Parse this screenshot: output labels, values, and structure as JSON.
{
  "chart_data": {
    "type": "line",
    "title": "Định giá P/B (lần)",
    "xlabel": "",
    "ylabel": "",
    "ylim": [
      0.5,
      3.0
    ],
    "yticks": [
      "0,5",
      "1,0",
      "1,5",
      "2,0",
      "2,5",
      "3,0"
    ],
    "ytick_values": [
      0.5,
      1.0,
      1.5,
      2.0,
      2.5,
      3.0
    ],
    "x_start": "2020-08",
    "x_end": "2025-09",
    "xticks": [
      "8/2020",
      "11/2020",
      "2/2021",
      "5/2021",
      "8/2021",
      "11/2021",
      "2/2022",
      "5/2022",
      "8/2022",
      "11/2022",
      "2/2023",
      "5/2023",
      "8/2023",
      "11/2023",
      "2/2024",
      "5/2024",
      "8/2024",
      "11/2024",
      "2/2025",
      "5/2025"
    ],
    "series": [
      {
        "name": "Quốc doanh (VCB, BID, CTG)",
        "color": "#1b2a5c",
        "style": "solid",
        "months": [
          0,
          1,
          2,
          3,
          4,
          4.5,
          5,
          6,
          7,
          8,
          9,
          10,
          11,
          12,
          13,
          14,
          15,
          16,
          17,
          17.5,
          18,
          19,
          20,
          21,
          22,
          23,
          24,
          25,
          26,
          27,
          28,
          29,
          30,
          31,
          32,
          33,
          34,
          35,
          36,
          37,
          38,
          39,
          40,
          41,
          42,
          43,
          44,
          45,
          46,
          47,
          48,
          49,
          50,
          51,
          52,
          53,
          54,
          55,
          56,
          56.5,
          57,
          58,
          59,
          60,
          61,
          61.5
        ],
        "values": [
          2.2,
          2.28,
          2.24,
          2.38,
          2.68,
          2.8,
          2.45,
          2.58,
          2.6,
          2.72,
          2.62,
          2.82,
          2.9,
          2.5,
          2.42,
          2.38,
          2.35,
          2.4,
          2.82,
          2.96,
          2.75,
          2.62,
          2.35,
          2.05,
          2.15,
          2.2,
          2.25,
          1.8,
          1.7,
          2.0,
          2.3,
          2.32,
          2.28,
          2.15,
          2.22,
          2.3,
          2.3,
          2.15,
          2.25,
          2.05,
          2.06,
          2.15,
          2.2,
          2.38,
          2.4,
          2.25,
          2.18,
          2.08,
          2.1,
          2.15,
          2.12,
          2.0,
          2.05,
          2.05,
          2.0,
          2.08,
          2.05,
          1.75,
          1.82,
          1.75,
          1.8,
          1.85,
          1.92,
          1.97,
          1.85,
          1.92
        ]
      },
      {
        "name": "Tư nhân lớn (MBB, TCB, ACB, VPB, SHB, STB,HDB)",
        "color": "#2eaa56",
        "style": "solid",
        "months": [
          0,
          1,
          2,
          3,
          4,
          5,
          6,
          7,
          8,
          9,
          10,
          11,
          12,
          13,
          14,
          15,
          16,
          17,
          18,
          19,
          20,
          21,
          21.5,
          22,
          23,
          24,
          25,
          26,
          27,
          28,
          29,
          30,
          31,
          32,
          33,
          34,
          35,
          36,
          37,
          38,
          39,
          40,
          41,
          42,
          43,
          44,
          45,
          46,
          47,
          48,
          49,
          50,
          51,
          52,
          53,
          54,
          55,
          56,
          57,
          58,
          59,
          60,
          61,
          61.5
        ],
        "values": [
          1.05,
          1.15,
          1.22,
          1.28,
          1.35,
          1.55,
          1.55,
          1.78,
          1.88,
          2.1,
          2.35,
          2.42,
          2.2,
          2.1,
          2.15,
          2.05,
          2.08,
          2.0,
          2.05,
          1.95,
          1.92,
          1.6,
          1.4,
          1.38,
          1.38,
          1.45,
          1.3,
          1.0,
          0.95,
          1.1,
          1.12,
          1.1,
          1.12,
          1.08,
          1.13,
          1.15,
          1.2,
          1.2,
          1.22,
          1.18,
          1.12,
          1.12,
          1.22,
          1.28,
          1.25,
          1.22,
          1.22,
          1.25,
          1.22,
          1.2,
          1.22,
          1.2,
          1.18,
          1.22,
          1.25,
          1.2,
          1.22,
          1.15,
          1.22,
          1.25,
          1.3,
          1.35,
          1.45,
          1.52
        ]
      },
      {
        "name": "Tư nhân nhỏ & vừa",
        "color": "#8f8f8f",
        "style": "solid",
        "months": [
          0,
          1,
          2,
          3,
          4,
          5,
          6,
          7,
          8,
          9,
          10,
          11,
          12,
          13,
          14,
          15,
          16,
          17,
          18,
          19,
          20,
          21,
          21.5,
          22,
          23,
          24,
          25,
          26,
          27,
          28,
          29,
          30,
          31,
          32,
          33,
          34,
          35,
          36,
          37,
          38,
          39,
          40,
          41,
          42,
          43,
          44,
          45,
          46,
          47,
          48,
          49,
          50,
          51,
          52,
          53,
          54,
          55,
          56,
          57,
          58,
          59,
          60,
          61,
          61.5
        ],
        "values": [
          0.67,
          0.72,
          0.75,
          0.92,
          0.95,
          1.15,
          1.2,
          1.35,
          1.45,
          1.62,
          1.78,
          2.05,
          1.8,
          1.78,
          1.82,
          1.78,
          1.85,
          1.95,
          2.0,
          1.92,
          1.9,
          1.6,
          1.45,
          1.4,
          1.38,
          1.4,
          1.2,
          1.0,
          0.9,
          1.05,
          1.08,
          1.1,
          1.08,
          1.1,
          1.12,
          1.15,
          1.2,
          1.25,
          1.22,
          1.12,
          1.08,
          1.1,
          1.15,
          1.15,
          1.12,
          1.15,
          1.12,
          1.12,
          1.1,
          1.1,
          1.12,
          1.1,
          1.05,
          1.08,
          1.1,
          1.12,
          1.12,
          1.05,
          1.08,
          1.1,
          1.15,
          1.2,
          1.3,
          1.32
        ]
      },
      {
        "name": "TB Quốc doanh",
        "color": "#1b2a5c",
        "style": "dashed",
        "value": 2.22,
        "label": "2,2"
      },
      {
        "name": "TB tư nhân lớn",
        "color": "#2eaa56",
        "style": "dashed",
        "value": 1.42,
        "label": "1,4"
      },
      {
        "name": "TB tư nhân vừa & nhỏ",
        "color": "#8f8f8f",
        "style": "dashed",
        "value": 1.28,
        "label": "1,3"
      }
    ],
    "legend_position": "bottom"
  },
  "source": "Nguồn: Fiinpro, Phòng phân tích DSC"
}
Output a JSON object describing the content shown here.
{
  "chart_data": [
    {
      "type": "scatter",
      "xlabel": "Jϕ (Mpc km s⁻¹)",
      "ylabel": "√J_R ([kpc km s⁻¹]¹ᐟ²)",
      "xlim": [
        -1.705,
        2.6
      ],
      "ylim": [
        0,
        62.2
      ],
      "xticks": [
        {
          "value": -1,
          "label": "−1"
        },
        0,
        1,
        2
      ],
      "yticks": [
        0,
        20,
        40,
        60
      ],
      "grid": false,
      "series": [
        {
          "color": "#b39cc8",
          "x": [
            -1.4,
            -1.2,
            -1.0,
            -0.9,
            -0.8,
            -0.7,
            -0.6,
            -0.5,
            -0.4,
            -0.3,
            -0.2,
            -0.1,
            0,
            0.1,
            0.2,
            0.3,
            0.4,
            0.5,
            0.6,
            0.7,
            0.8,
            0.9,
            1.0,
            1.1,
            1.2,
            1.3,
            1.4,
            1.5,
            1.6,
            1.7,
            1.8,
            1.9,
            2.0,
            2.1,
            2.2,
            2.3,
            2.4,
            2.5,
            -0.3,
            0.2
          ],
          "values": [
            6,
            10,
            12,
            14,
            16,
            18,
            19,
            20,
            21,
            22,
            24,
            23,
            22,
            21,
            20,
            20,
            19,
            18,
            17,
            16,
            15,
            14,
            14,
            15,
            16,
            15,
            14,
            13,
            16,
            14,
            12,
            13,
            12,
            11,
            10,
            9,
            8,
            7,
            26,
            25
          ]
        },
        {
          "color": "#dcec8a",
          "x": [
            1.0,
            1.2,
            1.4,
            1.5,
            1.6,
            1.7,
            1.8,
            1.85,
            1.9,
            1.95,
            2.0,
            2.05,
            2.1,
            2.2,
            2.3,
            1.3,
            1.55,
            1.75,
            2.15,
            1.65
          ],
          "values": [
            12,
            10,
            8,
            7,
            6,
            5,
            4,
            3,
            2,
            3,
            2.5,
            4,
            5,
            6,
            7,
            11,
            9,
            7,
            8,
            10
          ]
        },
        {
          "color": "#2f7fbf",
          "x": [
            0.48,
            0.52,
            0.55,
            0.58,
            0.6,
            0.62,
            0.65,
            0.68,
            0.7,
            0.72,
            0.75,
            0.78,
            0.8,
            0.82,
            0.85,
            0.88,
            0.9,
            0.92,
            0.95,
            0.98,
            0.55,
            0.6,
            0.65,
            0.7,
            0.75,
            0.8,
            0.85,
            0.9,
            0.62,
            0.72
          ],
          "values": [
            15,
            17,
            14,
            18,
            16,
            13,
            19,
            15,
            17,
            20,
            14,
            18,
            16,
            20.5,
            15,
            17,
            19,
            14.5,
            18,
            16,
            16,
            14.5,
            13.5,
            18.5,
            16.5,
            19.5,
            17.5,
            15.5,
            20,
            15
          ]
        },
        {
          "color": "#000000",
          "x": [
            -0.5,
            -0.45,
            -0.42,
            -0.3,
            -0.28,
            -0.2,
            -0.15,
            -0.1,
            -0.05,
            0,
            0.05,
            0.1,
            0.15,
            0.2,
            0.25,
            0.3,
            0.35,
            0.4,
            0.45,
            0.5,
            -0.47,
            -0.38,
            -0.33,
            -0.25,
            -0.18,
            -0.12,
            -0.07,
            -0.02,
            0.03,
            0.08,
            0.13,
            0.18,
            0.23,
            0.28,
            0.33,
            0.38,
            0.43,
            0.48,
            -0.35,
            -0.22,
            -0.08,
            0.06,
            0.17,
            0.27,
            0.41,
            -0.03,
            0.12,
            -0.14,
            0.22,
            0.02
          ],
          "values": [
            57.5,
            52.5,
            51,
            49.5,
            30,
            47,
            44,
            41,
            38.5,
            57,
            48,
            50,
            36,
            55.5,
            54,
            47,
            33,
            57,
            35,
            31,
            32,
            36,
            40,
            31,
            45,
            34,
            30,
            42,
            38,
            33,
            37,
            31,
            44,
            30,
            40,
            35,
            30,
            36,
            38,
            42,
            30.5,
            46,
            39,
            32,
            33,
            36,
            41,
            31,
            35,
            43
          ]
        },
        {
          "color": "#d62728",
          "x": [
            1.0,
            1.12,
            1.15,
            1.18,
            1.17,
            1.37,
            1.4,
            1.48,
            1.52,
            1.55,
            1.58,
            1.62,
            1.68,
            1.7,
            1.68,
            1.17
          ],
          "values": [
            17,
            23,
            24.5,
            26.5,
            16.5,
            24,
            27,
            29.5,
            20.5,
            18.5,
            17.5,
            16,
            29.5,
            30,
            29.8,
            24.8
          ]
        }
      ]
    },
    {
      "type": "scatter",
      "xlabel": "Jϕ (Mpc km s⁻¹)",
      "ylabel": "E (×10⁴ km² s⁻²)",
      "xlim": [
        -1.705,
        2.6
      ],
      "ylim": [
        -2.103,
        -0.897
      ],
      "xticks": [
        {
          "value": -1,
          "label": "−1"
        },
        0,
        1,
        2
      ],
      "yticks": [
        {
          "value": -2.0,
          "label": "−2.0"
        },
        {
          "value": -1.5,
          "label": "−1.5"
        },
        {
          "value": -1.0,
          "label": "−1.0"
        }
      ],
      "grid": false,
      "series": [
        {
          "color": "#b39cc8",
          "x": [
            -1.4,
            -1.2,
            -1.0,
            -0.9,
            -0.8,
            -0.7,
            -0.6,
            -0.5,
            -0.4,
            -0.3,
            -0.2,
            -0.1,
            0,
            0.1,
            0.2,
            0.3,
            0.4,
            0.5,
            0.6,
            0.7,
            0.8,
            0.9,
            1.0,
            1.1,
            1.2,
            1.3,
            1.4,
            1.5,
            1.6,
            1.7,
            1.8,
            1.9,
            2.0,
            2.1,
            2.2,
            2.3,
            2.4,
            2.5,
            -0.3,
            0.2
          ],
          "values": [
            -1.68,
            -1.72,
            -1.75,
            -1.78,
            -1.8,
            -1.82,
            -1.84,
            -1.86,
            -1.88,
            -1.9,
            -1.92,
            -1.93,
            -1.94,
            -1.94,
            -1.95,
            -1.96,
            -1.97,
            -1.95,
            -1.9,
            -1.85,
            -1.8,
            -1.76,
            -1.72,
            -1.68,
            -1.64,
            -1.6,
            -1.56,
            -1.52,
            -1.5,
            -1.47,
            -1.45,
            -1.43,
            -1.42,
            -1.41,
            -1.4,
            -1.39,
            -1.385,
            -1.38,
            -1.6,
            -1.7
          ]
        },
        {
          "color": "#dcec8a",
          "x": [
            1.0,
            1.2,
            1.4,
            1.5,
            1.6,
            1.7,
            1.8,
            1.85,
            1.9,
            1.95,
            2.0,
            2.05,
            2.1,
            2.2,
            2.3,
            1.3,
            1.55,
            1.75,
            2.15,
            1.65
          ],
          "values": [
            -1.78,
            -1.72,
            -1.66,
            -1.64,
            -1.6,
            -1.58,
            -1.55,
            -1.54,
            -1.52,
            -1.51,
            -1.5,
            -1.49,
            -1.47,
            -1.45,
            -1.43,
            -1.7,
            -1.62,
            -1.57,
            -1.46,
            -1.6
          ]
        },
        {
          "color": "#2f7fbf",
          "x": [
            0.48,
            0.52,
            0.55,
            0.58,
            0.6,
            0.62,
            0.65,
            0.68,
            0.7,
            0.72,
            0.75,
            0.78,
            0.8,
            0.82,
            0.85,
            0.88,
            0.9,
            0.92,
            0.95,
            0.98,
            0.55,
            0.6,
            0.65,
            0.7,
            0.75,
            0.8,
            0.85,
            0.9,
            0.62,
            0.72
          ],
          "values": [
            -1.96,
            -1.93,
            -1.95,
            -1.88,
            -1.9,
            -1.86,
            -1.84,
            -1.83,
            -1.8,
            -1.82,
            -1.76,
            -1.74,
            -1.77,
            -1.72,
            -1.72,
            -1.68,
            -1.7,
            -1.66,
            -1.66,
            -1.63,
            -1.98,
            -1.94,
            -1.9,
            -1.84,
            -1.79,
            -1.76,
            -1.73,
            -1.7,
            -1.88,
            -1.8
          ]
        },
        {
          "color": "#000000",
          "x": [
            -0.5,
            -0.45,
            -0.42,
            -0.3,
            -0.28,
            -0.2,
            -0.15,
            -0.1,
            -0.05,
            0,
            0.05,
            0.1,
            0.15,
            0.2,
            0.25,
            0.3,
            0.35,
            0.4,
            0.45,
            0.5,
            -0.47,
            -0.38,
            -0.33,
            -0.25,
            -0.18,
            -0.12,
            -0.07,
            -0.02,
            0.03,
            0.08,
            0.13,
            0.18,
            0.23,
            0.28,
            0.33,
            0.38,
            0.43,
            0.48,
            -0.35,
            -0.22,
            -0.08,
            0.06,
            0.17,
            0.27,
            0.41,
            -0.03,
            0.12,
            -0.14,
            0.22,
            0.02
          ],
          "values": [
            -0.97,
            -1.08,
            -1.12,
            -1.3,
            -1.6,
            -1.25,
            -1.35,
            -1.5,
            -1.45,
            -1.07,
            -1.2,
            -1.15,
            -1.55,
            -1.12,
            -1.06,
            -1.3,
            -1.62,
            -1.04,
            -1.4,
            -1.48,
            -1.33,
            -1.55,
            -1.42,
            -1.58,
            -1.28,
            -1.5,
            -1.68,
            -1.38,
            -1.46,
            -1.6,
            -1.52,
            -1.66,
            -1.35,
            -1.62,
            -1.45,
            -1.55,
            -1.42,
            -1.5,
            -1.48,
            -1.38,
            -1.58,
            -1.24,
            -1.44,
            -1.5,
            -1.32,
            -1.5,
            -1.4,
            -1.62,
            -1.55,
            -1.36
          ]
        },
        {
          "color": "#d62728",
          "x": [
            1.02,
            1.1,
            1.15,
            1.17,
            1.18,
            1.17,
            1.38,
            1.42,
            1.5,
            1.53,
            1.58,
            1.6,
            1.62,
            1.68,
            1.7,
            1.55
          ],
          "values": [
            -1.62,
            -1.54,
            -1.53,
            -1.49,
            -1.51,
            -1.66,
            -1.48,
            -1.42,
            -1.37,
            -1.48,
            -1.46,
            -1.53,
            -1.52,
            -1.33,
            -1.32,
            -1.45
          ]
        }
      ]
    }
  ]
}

> JOB: Using the listing above, pick out each line that contains the word "doanh", then copy it.

> RESULT:
        "name": "Quốc doanh (VCB, BID, CTG)",
        "name": "TB Quốc doanh",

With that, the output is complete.